- **TEKS BACAAN**
□ □ □

Sudah Saatnya Lakukan Revisi UU Pilkada
RIAU24.COM - Kapoksi PKB Komisi II DPR RI, Muhammad Khozin, menilai sudah saatnya DPR RI dan pemerintah merumuskan revisi UU Pilkada.
Hal ini buntut gelombang Operasi Tangkap Tangan (OTT) oleh KPK menjerat sejumlah kepala daerah, dikutip dari detik.com, Senin 6 Juli 2026.
"Perubahan UU Pilkada menjadi momentum bagi DPR dan Pemerintah untuk mendesain pilkada yang tidak padat modal," ujarnya.
Menurutnya, OTT yang menimpa sejumlah kepala daerah mesti ditutup celahnya agar tidak terjadi di waktu mendatang.
Ia pun meminta Kemendagri mendesain tata kelola pemda.
"Kementerian Dalam Negeri sebagai pembina pemda mesti mendesain tata kelola pemda tidak ada lagi celah korupsi di daerah," sebutnya.
Tambahnya, korupsi yang menjerat kepala daerah memiliki tiga pola umum, yakni dalam hal jual beli jabatan, pemberian izin, serta korupsi pengadaan barang dan jasa.
Dia berharap Kemendagri mendesain sistem tersebut untuk menutup celahnya.
"Korupsi di daerah memiliki tiga pola, yakni jual beli jabatan, pemberian izin, dan korupsi pengadaan barang dan jasa," ujarnya.

□ □ □

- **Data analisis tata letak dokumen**
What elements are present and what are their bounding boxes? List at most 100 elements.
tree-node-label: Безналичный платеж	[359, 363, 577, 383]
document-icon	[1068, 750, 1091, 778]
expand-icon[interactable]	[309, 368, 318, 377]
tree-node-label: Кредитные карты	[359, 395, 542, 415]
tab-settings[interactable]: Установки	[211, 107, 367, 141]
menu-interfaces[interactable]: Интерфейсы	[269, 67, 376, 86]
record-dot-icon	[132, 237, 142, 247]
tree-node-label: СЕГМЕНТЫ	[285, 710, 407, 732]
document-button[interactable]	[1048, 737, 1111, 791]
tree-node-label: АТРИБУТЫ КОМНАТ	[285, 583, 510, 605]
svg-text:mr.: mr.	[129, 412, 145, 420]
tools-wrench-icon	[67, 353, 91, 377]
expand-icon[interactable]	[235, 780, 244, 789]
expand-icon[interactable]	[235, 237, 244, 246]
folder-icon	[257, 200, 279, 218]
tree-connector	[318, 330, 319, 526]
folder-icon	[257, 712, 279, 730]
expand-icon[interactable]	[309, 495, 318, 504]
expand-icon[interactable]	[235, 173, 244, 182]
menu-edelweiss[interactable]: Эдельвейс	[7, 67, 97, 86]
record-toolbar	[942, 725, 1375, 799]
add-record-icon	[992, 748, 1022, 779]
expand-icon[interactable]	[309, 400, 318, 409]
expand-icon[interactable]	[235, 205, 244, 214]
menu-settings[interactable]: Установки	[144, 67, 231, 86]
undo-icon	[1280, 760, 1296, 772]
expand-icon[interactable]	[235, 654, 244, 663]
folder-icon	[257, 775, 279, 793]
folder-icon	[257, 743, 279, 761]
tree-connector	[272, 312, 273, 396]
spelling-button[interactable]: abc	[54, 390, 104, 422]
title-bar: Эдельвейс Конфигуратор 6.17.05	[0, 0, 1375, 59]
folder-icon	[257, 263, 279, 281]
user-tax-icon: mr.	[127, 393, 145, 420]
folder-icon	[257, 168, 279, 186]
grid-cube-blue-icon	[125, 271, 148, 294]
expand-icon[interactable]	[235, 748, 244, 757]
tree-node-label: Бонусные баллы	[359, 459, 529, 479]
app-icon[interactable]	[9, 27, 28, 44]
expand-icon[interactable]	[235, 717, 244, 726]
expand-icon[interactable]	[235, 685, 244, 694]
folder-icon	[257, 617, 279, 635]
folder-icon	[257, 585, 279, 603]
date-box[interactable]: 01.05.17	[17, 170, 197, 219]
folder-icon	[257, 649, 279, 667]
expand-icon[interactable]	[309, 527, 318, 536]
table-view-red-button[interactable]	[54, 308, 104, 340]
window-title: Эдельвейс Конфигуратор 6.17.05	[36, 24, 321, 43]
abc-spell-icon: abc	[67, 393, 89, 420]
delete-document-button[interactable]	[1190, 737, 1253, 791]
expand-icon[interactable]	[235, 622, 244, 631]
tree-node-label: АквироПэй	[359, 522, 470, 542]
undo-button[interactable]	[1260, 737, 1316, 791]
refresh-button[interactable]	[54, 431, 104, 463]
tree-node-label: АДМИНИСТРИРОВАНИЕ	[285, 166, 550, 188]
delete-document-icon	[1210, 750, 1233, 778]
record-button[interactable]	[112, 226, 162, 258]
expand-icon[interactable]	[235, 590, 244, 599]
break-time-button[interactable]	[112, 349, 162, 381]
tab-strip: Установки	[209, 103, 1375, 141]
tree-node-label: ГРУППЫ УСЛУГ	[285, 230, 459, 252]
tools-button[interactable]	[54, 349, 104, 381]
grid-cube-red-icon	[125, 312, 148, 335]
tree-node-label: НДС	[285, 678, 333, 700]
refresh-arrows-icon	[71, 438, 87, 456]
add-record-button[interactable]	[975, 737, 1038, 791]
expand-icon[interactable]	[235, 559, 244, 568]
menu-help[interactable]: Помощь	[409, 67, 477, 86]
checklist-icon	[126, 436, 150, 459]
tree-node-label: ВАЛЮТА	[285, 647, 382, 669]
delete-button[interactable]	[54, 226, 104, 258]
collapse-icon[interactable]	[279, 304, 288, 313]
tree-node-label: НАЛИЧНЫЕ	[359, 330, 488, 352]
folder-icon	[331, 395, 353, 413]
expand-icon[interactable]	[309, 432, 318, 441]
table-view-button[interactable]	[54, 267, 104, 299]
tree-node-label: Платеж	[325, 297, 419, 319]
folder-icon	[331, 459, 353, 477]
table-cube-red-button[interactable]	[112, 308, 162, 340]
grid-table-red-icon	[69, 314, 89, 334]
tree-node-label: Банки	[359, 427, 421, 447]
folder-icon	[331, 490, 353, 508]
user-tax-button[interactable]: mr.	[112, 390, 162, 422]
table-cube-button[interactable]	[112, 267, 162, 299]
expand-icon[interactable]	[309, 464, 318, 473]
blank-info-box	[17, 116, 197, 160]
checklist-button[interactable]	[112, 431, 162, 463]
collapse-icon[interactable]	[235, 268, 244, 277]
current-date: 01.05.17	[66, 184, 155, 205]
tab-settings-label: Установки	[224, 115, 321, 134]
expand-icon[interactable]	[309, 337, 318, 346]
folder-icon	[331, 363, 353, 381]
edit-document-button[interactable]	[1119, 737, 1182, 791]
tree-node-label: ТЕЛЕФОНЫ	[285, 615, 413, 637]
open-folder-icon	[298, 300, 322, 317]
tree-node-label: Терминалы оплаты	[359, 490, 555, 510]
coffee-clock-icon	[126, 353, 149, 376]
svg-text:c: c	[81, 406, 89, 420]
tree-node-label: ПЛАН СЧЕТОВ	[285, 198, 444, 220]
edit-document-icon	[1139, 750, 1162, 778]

□ □ □

- **TUGAS LATIHAN**
1: Terjemahkan kalimat dari teks bacaan berikut ke dalam bahasa Inggris: "Kapoksi PKB Komisi II DPR RI, Muhammad Khozin, menilai sudah saatnya DPR RI dan pemerintah merumuskan revisi UU Pilkada."
2: Tentukan apakah setiap pernyataan berikut sesuai dengan teks bacaan. Jawab ya atau tidak, lalu kutip kata-kata dari teks yang menjadi penentunya.
(a) Korupsi yang menjerat kepala daerah memiliki tiga pola umum.
(b) Muhammad Khozin meminta KPK mendesain tata kelola pemda.
(c) Berita ini dikutip dari detik.com.

- **JAWABAN KALIAN**
1: The PKB Kapoksi in Commission II of the DPR RI, Muhammad Khozin, considers that it is time for the DPR RI and the government to draft a revision of the Regional Election Law (UU Pilkada).

2:
(a) Ya: "korupsi yang menjerat kepala daerah memiliki tiga pola umum"
(b) Tidak: "Ia pun meminta Kemendagri mendesain tata kelola pemda."
(c) Ya: "dikutip dari detik.com"